── Records for this task

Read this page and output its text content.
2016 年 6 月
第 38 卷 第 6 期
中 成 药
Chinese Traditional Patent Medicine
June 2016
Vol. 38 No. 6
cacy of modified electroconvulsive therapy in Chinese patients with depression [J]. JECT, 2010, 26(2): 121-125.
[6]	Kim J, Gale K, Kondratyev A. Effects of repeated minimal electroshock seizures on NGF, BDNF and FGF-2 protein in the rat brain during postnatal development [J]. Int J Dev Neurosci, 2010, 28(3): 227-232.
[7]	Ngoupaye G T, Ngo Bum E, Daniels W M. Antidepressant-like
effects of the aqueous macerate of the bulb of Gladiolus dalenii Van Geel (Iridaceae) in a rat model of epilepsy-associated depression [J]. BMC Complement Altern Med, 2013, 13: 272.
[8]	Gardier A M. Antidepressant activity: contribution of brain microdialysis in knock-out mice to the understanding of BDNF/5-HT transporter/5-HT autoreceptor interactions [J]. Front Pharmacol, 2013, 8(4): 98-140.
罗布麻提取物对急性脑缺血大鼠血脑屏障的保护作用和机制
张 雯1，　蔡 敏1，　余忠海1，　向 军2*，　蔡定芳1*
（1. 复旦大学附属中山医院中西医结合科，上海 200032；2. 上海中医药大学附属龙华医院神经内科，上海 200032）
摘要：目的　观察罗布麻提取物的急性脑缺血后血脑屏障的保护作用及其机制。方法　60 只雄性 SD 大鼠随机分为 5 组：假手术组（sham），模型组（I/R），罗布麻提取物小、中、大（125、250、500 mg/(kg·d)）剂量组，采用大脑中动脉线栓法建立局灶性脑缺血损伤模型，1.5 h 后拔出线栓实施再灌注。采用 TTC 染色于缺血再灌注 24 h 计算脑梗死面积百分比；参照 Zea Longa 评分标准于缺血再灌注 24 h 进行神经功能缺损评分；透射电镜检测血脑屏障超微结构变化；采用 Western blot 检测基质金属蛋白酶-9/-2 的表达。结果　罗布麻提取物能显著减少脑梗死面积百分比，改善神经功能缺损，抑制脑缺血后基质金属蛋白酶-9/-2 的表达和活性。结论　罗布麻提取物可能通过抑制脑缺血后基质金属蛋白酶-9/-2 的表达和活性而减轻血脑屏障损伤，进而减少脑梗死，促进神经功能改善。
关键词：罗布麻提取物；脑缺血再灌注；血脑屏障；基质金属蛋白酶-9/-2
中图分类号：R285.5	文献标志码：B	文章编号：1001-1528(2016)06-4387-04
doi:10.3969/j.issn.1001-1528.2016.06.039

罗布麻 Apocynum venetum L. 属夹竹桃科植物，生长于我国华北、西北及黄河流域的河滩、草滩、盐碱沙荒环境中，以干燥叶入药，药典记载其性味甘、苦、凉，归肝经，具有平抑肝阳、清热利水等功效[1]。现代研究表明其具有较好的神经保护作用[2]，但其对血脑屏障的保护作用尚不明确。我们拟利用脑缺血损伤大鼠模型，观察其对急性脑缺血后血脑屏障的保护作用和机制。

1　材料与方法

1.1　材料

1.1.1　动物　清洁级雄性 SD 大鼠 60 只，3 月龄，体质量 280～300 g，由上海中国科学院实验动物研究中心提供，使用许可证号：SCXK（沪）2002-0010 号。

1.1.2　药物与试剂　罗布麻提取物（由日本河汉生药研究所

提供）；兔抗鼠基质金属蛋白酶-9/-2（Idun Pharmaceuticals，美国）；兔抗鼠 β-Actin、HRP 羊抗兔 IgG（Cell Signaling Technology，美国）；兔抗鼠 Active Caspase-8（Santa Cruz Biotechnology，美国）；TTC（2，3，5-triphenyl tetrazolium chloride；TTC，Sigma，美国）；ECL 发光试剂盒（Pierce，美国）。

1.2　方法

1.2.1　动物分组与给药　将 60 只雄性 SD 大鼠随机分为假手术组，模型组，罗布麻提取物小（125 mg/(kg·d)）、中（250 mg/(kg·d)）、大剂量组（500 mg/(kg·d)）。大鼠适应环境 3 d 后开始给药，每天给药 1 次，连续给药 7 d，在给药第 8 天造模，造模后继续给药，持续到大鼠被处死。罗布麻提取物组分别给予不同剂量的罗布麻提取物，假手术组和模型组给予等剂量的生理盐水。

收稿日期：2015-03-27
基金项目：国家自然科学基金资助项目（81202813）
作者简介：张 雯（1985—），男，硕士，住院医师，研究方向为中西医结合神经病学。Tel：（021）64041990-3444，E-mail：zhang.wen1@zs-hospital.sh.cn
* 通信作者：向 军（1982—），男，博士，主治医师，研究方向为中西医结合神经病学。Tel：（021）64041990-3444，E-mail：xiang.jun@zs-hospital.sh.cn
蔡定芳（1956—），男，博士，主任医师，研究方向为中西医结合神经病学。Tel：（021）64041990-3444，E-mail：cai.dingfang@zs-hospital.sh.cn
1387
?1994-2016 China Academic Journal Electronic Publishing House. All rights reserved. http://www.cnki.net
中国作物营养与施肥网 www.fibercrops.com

────

Work instruction.
Counting only lines that contain the word "Antidepressant", state how many appear in the entries, and add nothing.

Finished exercise.
2